* BEGIN Task material *

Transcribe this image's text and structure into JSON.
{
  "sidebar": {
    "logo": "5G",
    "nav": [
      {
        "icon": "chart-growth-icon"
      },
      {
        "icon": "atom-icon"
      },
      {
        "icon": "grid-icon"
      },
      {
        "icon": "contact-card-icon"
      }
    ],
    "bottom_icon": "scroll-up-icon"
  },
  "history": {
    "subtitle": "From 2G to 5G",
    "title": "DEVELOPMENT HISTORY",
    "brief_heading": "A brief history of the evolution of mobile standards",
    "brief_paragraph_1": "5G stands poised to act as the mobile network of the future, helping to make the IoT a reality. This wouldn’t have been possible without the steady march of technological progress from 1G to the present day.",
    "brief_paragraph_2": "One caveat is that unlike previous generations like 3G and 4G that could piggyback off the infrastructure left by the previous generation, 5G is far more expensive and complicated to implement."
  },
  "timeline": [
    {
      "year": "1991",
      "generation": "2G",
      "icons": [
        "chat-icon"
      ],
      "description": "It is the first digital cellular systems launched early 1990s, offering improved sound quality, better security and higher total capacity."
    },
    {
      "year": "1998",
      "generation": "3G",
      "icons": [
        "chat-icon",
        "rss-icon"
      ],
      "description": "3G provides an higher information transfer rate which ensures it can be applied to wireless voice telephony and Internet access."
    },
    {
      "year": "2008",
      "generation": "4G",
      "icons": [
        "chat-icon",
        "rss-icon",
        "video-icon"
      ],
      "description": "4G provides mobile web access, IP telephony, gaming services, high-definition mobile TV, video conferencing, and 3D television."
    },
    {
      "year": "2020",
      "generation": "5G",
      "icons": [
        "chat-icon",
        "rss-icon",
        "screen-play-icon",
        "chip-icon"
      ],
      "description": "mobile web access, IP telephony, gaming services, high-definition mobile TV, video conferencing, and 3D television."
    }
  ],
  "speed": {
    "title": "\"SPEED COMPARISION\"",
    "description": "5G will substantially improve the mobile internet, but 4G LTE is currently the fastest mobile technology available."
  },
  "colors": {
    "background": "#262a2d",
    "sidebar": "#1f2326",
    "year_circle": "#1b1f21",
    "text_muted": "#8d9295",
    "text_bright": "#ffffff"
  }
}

* END Task material *

## Required work
Pull out every line of the entries that includes the word "mobile".

## In response
    "brief_heading": "A brief history of the evolution of mobile standards",
    "brief_paragraph_1": "5G stands poised to act as the mobile network of the future, helping to make the IoT a reality. This wouldn’t have been possible without the steady march of technological progress from 1G to the present day.",
      "description": "4G provides mobile web access, IP telephony, gaming services, high-definition mobile TV, video conferencing, and 3D television."
      "description": "mobile web access, IP telephony, gaming services, high-definition mobile TV, video conferencing, and 3D television."
    "description": "5G will substantially improve the mobile internet, but 4G LTE is currently the fastest mobile technology available."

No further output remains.